YOUR TASK:
Find the word "вводу" in the material below and gather every line that contains it.

━━━━━━━━━━━━━━━━━━━━

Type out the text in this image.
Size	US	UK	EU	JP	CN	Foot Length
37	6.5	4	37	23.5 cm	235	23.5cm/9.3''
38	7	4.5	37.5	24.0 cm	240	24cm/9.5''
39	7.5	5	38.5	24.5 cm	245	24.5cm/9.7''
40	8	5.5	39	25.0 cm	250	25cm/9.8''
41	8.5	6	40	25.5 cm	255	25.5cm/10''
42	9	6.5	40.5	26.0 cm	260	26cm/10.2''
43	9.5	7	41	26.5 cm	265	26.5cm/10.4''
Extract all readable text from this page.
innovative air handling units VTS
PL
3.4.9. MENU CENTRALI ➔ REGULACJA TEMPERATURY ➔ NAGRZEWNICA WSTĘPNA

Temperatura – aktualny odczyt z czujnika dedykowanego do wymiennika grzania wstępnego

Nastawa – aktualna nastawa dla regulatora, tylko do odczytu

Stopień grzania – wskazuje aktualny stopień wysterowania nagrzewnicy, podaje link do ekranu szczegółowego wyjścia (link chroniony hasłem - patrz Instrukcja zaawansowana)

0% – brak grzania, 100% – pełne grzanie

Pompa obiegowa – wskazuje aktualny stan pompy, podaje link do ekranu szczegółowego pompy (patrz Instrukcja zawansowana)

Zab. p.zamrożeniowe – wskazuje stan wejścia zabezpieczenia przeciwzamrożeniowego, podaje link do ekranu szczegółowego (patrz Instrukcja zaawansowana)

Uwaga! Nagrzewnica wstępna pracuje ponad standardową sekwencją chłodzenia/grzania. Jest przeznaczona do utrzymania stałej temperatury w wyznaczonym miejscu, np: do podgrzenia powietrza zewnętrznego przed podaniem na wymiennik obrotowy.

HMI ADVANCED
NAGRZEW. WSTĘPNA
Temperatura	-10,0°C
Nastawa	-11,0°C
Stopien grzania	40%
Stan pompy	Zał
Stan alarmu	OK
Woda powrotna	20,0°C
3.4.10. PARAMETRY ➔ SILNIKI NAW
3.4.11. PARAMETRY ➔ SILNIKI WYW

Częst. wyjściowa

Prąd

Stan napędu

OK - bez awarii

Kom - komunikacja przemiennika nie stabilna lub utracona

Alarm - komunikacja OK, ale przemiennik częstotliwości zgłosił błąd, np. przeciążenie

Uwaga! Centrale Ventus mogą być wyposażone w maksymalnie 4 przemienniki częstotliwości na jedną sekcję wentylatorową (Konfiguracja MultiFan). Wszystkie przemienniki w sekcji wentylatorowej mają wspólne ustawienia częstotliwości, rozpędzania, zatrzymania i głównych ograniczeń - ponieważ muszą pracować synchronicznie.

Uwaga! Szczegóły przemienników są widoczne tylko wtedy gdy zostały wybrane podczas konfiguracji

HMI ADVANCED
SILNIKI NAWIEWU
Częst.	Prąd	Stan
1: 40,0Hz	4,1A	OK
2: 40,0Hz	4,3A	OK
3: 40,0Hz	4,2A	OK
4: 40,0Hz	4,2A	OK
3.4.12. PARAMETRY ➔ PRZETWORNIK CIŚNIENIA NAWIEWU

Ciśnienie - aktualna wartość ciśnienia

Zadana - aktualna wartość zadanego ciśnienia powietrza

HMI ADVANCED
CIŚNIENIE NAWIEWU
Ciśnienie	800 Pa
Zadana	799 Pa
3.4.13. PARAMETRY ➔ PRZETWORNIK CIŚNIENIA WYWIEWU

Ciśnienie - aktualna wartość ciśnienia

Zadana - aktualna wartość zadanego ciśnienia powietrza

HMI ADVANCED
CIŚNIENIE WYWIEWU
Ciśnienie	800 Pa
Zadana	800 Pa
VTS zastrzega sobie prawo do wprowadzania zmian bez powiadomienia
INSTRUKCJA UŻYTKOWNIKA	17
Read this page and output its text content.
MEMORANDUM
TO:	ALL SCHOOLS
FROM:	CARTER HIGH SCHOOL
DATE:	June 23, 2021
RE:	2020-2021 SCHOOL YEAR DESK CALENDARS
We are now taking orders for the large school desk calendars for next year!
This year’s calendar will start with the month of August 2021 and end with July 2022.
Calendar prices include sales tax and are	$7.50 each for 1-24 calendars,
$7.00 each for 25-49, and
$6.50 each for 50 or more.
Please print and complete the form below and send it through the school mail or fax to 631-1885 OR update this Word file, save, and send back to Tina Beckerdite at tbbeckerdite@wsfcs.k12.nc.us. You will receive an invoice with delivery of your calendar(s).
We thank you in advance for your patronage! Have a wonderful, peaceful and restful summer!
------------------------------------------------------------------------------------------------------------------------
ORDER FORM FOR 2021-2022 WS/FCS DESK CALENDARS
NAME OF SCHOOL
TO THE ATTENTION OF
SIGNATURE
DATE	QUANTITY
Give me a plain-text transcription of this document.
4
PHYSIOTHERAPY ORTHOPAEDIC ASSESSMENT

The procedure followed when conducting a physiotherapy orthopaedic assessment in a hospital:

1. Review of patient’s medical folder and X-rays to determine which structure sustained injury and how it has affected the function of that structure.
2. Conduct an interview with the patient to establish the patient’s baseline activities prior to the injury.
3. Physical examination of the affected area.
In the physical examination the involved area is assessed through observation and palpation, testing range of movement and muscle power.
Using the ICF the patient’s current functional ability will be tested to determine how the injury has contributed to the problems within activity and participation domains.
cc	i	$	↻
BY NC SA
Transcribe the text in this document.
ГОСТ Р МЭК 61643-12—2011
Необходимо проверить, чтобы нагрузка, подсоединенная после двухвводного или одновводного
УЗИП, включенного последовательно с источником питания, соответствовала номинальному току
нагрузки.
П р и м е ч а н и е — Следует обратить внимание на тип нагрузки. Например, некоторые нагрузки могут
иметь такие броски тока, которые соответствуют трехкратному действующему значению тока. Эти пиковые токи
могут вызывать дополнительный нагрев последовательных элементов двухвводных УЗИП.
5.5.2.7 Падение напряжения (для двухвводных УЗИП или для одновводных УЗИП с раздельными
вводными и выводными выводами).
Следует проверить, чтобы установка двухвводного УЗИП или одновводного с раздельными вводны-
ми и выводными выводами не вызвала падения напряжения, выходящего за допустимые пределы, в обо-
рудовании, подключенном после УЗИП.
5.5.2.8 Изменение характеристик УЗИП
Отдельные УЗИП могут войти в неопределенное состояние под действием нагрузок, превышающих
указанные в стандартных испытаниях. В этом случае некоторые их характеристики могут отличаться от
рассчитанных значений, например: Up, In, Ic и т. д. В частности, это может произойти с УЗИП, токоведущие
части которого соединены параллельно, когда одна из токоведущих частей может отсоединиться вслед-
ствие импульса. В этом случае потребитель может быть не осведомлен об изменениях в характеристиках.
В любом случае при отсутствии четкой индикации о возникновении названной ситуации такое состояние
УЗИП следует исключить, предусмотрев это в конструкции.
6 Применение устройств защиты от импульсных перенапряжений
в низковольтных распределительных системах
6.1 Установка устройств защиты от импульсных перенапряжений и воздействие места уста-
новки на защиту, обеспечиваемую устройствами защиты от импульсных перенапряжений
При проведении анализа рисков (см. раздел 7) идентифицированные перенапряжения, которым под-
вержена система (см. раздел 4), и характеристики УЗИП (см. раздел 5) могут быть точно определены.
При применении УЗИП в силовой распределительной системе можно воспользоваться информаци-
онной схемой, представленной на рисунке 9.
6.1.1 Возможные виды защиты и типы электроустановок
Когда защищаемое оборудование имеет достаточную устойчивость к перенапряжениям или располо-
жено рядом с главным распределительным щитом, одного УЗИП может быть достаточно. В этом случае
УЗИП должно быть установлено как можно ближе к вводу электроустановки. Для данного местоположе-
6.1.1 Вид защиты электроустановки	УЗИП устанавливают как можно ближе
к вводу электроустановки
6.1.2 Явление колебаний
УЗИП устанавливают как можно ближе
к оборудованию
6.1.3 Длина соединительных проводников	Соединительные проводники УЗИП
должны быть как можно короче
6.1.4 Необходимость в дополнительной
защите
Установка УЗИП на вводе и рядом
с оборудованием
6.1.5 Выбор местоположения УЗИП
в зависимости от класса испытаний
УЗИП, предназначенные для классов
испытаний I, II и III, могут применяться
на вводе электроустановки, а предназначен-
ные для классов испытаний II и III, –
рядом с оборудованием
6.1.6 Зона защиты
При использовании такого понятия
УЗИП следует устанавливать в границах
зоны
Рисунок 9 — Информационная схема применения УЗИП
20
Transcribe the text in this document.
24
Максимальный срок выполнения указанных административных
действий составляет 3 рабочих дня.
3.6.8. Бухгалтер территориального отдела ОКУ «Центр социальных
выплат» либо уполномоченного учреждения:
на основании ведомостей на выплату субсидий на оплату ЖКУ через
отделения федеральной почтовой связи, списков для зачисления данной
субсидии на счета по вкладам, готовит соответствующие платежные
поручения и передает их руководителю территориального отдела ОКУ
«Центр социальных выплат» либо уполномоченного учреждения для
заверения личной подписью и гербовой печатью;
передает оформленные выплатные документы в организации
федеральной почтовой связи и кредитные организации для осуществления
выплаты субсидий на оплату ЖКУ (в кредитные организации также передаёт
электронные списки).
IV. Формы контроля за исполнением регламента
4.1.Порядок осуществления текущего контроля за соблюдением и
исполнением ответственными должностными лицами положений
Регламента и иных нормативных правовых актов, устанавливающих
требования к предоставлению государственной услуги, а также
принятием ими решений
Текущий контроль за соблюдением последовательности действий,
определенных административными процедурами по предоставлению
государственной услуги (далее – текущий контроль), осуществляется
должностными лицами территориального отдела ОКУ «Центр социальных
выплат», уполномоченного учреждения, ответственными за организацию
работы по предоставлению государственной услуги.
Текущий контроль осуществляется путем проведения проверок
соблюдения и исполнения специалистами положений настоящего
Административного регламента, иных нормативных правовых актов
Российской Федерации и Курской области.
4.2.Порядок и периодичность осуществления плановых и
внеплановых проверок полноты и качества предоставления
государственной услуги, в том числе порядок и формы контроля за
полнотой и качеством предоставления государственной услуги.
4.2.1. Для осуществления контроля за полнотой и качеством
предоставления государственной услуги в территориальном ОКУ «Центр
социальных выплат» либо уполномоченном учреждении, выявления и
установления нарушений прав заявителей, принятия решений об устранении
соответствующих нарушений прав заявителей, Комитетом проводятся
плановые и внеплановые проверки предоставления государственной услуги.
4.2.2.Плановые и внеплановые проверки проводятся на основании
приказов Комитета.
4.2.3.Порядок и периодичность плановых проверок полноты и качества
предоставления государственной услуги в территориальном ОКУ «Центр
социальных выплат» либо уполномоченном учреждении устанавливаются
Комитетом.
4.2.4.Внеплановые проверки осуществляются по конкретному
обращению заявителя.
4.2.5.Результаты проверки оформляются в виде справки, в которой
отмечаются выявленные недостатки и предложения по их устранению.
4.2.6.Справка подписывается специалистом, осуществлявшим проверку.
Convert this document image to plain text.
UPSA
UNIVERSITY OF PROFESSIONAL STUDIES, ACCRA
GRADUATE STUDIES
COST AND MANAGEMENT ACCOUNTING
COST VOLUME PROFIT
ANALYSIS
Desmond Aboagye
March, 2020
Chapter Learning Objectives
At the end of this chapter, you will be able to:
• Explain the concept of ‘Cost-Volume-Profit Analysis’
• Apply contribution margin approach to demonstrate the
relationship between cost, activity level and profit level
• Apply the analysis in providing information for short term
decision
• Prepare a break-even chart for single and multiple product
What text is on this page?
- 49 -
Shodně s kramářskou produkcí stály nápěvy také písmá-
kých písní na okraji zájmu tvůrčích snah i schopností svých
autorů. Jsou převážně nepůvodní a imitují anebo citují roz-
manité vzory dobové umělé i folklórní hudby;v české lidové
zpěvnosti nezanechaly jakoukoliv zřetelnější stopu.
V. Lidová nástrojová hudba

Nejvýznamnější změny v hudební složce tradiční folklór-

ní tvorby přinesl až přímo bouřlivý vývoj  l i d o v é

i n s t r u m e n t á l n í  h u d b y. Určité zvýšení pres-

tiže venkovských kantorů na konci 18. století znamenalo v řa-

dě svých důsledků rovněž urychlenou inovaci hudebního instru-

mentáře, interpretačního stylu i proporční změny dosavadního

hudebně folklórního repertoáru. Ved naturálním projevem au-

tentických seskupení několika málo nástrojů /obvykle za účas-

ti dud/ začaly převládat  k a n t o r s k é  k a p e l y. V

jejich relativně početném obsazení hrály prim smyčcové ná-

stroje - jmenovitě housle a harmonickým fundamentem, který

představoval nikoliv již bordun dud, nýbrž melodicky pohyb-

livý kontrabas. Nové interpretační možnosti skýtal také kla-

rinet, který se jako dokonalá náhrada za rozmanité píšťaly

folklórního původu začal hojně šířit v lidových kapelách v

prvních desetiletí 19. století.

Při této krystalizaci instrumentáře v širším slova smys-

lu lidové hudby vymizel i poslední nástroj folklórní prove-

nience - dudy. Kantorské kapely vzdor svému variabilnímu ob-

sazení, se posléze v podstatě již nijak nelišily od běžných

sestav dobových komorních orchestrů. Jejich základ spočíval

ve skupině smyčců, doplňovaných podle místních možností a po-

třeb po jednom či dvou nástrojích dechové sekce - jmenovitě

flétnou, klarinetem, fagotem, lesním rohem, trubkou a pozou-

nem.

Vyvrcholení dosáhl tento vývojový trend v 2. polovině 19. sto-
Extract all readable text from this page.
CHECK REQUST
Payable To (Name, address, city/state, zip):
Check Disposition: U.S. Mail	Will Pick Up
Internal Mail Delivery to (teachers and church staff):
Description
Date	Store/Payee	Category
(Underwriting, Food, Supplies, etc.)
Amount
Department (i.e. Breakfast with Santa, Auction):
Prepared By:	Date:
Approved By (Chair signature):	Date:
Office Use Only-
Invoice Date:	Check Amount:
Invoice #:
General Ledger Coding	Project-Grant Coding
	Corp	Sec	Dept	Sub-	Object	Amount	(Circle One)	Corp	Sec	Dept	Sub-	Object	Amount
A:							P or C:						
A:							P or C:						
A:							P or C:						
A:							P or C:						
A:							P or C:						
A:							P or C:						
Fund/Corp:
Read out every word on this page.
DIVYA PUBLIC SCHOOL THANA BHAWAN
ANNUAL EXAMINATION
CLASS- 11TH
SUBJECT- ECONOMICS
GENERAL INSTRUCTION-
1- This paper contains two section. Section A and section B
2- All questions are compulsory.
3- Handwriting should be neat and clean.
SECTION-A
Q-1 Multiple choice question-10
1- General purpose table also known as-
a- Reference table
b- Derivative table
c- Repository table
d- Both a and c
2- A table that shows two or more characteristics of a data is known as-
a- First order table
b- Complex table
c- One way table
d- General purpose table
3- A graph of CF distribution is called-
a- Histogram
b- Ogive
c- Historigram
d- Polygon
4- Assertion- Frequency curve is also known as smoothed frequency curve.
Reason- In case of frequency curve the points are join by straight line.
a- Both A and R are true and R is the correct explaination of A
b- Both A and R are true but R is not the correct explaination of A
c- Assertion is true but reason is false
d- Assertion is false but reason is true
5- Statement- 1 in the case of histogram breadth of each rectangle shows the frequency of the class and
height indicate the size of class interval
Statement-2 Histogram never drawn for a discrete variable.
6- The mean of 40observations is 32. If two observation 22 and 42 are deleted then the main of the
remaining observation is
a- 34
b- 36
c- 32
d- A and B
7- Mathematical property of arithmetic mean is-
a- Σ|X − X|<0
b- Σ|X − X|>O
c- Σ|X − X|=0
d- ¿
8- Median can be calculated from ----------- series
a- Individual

━━━━━━━━━━━━━━━━━━━━

EXPECTED OUTPUT:
УЗИП должно быть установлено как можно ближе к вводу электроустановки. Для данного местоположе-
к вводу электроустановки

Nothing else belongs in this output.